§ **WRITTEN EXERCISE**: Make an exact copy of the lines below.

>> START

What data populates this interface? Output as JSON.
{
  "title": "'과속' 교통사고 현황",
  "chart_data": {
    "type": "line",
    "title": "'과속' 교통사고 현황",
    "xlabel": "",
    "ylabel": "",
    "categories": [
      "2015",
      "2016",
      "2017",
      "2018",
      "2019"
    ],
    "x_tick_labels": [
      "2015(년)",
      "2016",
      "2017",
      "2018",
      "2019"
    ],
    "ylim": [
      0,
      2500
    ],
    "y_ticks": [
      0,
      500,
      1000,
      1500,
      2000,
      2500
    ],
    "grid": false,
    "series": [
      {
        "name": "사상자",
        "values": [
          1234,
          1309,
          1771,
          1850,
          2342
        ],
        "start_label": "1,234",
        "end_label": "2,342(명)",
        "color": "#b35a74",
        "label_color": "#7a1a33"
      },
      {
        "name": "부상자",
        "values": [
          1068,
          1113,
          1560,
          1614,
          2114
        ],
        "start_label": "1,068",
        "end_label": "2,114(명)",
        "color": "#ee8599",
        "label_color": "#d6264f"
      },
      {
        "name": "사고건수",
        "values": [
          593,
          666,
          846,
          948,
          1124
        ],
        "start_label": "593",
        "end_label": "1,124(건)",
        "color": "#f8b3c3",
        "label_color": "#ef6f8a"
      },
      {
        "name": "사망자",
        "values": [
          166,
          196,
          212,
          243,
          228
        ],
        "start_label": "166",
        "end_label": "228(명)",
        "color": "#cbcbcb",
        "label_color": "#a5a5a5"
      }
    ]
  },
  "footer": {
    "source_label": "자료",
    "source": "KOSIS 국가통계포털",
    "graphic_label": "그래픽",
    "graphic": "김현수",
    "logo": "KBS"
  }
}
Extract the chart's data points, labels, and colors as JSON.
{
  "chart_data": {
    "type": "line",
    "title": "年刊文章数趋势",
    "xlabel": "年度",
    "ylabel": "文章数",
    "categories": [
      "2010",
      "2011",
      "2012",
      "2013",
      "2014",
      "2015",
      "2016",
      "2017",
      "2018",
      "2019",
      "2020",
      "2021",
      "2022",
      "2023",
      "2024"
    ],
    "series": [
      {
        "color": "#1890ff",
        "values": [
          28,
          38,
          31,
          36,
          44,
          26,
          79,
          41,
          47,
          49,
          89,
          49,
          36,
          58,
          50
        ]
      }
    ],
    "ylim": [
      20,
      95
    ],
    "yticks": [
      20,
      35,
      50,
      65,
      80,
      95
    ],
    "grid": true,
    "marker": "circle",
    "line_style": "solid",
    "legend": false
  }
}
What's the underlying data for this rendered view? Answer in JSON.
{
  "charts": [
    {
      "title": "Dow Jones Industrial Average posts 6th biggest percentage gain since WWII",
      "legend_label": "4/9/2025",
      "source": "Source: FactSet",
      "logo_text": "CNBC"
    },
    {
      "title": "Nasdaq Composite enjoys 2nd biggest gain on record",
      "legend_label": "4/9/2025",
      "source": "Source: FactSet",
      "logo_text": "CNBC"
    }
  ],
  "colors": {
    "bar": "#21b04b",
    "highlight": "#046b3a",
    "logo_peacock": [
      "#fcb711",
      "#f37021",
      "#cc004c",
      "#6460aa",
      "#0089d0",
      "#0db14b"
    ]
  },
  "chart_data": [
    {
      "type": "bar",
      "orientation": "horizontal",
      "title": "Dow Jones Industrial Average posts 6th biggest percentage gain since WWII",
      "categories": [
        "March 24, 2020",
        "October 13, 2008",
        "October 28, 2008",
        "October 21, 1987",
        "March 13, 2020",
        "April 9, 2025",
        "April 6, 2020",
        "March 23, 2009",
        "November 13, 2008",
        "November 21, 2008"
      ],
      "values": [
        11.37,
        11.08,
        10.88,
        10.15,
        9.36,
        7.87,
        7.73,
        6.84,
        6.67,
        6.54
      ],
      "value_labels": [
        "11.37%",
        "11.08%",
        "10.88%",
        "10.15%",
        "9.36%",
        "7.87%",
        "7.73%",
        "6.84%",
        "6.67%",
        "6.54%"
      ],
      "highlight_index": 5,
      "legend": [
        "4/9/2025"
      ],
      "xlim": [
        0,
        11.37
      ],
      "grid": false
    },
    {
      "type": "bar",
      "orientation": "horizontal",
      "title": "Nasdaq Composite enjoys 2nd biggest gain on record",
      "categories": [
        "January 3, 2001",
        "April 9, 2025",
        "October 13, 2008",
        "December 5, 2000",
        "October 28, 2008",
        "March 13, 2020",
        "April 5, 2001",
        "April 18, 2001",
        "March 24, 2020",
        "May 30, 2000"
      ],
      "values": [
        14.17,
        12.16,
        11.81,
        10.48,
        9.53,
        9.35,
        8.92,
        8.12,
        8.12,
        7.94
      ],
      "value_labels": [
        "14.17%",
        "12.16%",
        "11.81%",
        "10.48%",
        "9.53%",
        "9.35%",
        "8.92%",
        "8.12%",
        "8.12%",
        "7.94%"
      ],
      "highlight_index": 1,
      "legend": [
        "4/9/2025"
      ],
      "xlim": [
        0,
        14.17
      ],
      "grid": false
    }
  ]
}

>> END

§ **RESPONSE TO THE EXERCISE**:
What data populates this interface? Output as JSON.
{
  "title": "'과속' 교통사고 현황",
  "chart_data": {
    "type": "line",
    "title": "'과속' 교통사고 현황",
    "xlabel": "",
    "ylabel": "",
    "categories": [
      "2015",
      "2016",
      "2017",
      "2018",
      "2019"
    ],
    "x_tick_labels": [
      "2015(년)",
      "2016",
      "2017",
      "2018",
      "2019"
    ],
    "ylim": [
      0,
      2500
    ],
    "y_ticks": [
      0,
      500,
      1000,
      1500,
      2000,
      2500
    ],
    "grid": false,
    "series": [
      {
        "name": "사상자",
        "values": [
          1234,
          1309,
          1771,
          1850,
          2342
        ],
        "start_label": "1,234",
        "end_label": "2,342(명)",
        "color": "#b35a74",
        "label_color": "#7a1a33"
      },
      {
        "name": "부상자",
        "values": [
          1068,
          1113,
          1560,
          1614,
          2114
        ],
        "start_label": "1,068",
        "end_label": "2,114(명)",
        "color": "#ee8599",
        "label_color": "#d6264f"
      },
      {
        "name": "사고건수",
        "values": [
          593,
          666,
          846,
          948,
          1124
        ],
        "start_label": "593",
        "end_label": "1,124(건)",
        "color": "#f8b3c3",
        "label_color": "#ef6f8a"
      },
      {
        "name": "사망자",
        "values": [
          166,
          196,
          212,
          243,
          228
        ],
        "start_label": "166",
        "end_label": "228(명)",
        "color": "#cbcbcb",
        "label_color": "#a5a5a5"
      }
    ]
  },
  "footer": {
    "source_label": "자료",
    "source": "KOSIS 국가통계포털",
    "graphic_label": "그래픽",
    "graphic": "김현수",
    "logo": "KBS"
  }
}
Extract the chart's data points, labels, and colors as JSON.
{
  "chart_data": {
    "type": "line",
    "title": "年刊文章数趋势",
    "xlabel": "年度",
    "ylabel": "文章数",
    "categories": [
      "2010",
      "2011",
      "2012",
      "2013",
      "2014",
      "2015",
      "2016",
      "2017",
      "2018",
      "2019",
      "2020",
      "2021",
      "2022",
      "2023",
      "2024"
    ],
    "series": [
      {
        "color": "#1890ff",
        "values": [
          28,
          38,
          31,
          36,
          44,
          26,
          79,
          41,
          47,
          49,
          89,
          49,
          36,
          58,
          50
        ]
      }
    ],
    "ylim": [
      20,
      95
    ],
    "yticks": [
      20,
      35,
      50,
      65,
      80,
      95
    ],
    "grid": true,
    "marker": "circle",
    "line_style": "solid",
    "legend": false
  }
}
What's the underlying data for this rendered view? Answer in JSON.
{
  "charts": [
    {
      "title": "Dow Jones Industrial Average posts 6th biggest percentage gain since WWII",
      "legend_label": "4/9/2025",
      "source": "Source: FactSet",
      "logo_text": "CNBC"
    },
    {
      "title": "Nasdaq Composite enjoys 2nd biggest gain on record",
      "legend_label": "4/9/2025",
      "source": "Source: FactSet",
      "logo_text": "CNBC"
    }
  ],
  "colors": {
    "bar": "#21b04b",
    "highlight": "#046b3a",
    "logo_peacock": [
      "#fcb711",
      "#f37021",
      "#cc004c",
      "#6460aa",
      "#0089d0",
      "#0db14b"
    ]
  },
  "chart_data": [
    {
      "type": "bar",
      "orientation": "horizontal",
      "title": "Dow Jones Industrial Average posts 6th biggest percentage gain since WWII",
      "categories": [
        "March 24, 2020",
        "October 13, 2008",
        "October 28, 2008",
        "October 21, 1987",
        "March 13, 2020",
        "April 9, 2025",
        "April 6, 2020",
        "March 23, 2009",
        "November 13, 2008",
        "November 21, 2008"
      ],
      "values": [
        11.37,
        11.08,
        10.88,
        10.15,
        9.36,
        7.87,
        7.73,
        6.84,
        6.67,
        6.54
      ],
      "value_labels": [
        "11.37%",
        "11.08%",
        "10.88%",
        "10.15%",
        "9.36%",
        "7.87%",
        "7.73%",
        "6.84%",
        "6.67%",
        "6.54%"
      ],
      "highlight_index": 5,
      "legend": [
        "4/9/2025"
      ],
      "xlim": [
        0,
        11.37
      ],
      "grid": false
    },
    {
      "type": "bar",
      "orientation": "horizontal",
      "title": "Nasdaq Composite enjoys 2nd biggest gain on record",
      "categories": [
        "January 3, 2001",
        "April 9, 2025",
        "October 13, 2008",
        "December 5, 2000",
        "October 28, 2008",
        "March 13, 2020",
        "April 5, 2001",
        "April 18, 2001",
        "March 24, 2020",
        "May 30, 2000"
      ],
      "values": [
        14.17,
        12.16,
        11.81,
        10.48,
        9.53,
        9.35,
        8.92,
        8.12,
        8.12,
        7.94
      ],
      "value_labels": [
        "14.17%",
        "12.16%",
        "11.81%",
        "10.48%",
        "9.53%",
        "9.35%",
        "8.92%",
        "8.12%",
        "8.12%",
        "7.94%"
      ],
      "highlight_index": 1,
      "legend": [
        "4/9/2025"
      ],
      "xlim": [
        0,
        14.17
      ],
      "grid": false
    }
  ]
}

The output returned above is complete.